====== DATA FOR THIS EXERCISE ======
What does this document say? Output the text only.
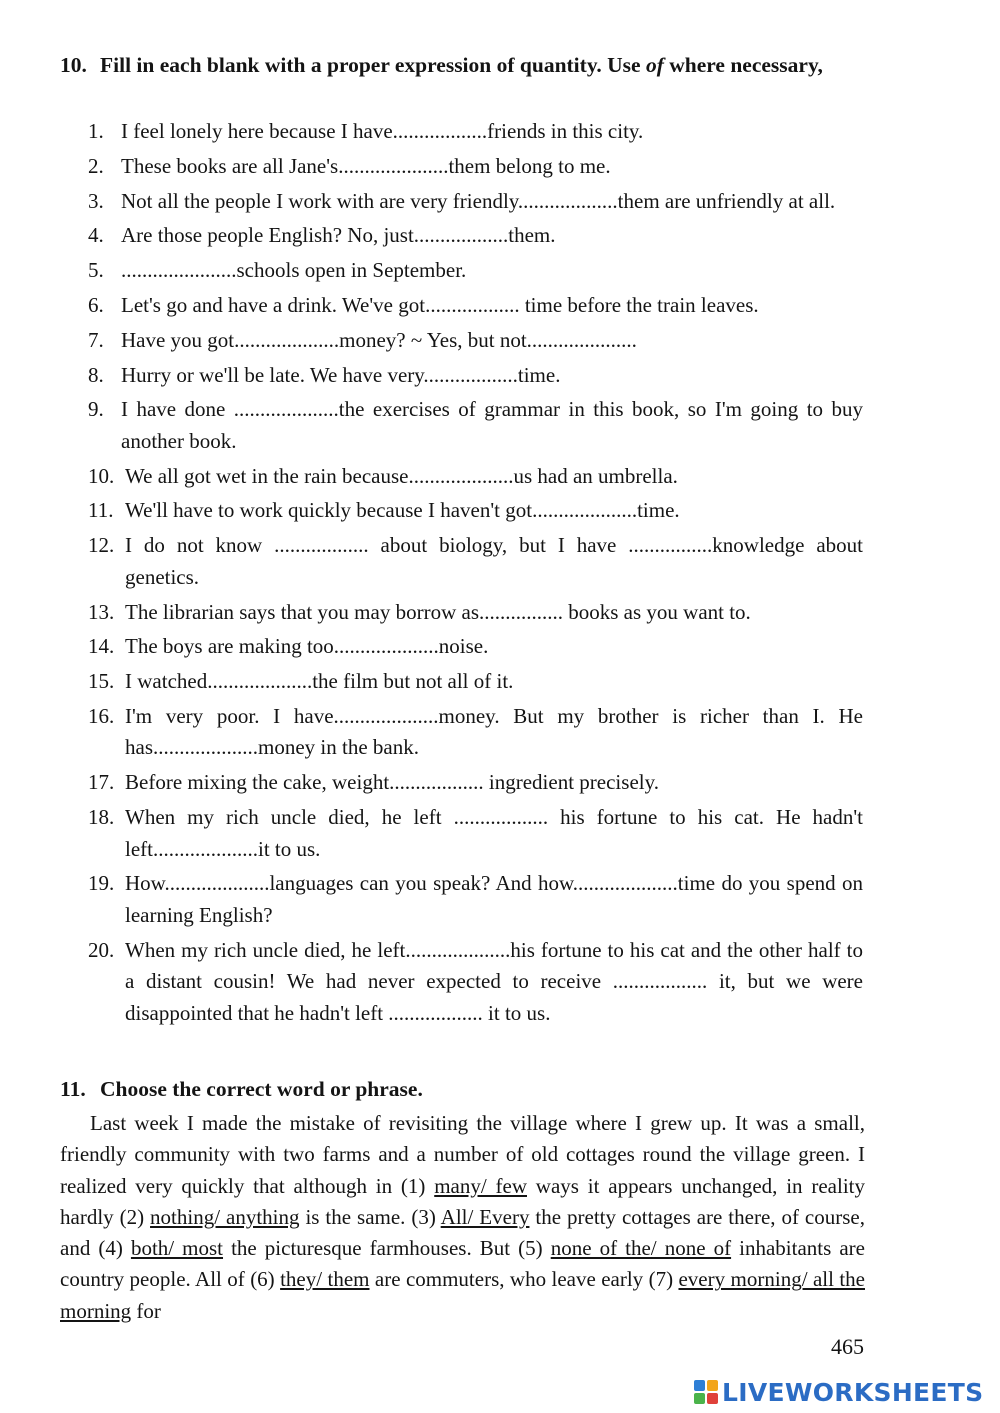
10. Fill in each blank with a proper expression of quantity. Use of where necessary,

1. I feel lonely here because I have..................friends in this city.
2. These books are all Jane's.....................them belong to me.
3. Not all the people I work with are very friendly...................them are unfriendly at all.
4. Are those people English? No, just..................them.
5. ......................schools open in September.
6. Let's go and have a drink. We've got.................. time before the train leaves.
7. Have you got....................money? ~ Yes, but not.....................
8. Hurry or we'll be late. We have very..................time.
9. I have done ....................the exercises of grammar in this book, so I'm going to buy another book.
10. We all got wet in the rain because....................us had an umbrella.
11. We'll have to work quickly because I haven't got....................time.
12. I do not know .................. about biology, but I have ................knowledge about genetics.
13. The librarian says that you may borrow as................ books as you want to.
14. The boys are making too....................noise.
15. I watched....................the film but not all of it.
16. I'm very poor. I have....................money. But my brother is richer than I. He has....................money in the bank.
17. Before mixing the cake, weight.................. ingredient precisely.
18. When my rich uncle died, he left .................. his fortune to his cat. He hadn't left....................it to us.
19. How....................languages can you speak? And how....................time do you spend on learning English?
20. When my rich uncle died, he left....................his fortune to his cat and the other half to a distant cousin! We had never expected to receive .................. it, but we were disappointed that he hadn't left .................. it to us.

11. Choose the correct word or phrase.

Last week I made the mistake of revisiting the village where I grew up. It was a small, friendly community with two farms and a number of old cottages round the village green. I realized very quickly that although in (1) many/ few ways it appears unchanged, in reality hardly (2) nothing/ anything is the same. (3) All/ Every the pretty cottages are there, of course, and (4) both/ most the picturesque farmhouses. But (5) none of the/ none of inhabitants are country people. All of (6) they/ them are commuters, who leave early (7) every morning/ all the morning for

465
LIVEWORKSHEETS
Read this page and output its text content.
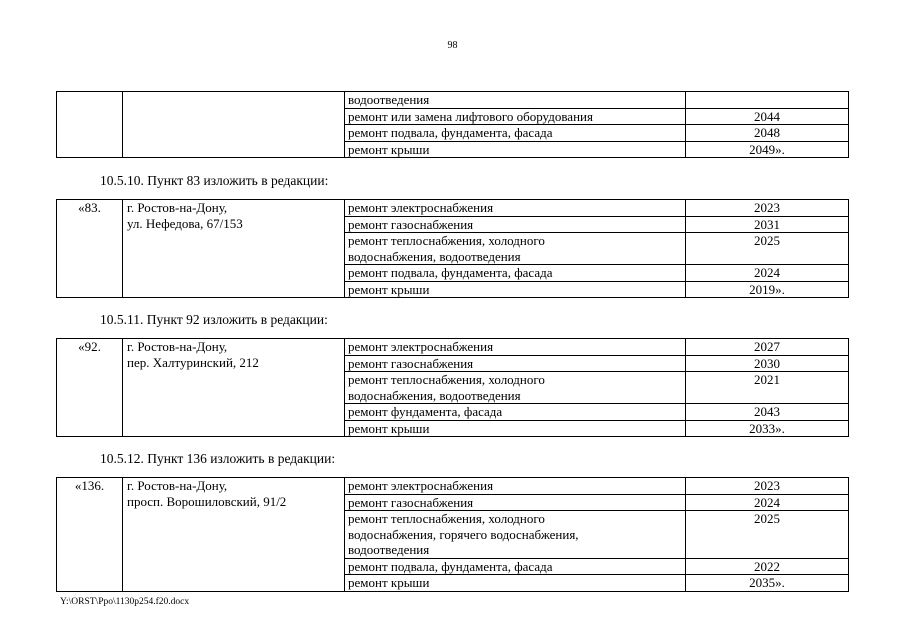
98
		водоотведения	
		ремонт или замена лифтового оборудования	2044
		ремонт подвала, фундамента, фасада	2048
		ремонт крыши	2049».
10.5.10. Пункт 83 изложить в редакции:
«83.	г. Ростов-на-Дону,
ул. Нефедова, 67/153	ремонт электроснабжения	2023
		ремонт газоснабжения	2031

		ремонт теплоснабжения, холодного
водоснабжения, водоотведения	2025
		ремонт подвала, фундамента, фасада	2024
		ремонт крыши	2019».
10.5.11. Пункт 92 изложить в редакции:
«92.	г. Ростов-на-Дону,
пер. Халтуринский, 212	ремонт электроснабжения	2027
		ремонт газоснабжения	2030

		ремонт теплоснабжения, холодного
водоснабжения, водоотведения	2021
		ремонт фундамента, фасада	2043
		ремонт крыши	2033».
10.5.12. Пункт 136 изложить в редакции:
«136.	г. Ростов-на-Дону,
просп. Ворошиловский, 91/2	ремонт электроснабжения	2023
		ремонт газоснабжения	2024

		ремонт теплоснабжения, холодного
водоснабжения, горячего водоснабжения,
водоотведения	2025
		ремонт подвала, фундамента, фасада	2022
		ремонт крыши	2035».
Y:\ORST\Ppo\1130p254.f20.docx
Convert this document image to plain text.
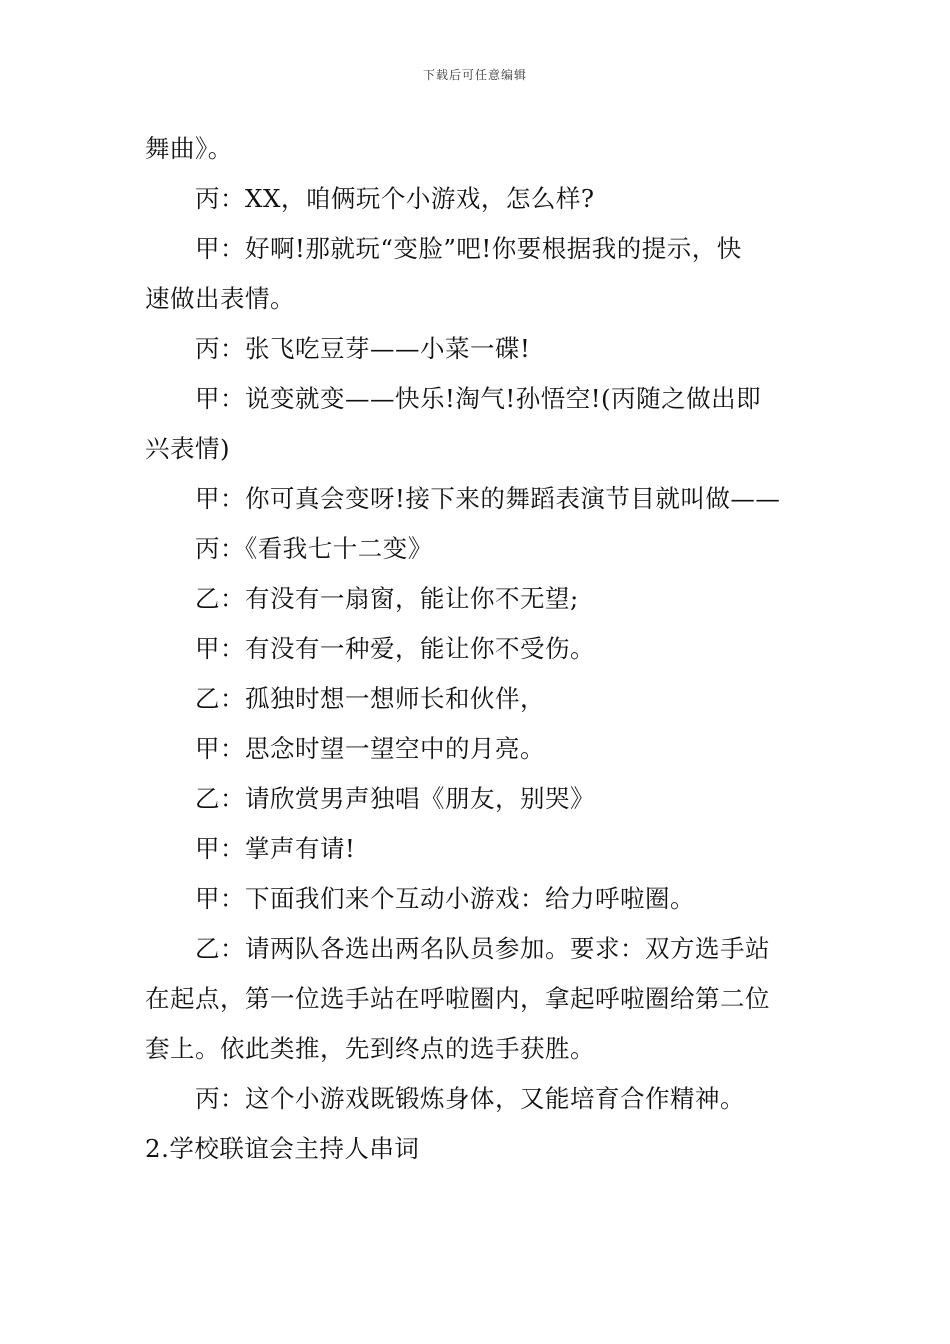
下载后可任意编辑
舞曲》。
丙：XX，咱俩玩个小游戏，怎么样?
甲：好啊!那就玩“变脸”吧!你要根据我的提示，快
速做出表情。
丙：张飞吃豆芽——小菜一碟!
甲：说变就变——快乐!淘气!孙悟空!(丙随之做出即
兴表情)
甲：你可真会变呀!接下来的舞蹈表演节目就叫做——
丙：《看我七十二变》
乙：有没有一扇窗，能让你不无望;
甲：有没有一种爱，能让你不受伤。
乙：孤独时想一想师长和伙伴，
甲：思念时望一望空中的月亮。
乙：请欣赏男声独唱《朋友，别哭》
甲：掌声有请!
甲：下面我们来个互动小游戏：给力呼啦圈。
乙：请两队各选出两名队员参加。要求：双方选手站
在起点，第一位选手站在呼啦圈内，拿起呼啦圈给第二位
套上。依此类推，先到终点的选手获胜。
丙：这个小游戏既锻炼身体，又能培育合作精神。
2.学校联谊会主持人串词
======
From the line that contains "Convert this document image to plain text." to the end of the material above, output every line exactly, both ends included, but leave out any pictures.

Convert this document image to plain text.
下载后可任意编辑
舞曲》。
丙：XX，咱俩玩个小游戏，怎么样?
甲：好啊!那就玩“变脸”吧!你要根据我的提示，快
速做出表情。
丙：张飞吃豆芽——小菜一碟!
甲：说变就变——快乐!淘气!孙悟空!(丙随之做出即
兴表情)
甲：你可真会变呀!接下来的舞蹈表演节目就叫做——
丙：《看我七十二变》
乙：有没有一扇窗，能让你不无望;
甲：有没有一种爱，能让你不受伤。
乙：孤独时想一想师长和伙伴，
甲：思念时望一望空中的月亮。
乙：请欣赏男声独唱《朋友，别哭》
甲：掌声有请!
甲：下面我们来个互动小游戏：给力呼啦圈。
乙：请两队各选出两名队员参加。要求：双方选手站
在起点，第一位选手站在呼啦圈内，拿起呼啦圈给第二位
套上。依此类推，先到终点的选手获胜。
丙：这个小游戏既锻炼身体，又能培育合作精神。
2.学校联谊会主持人串词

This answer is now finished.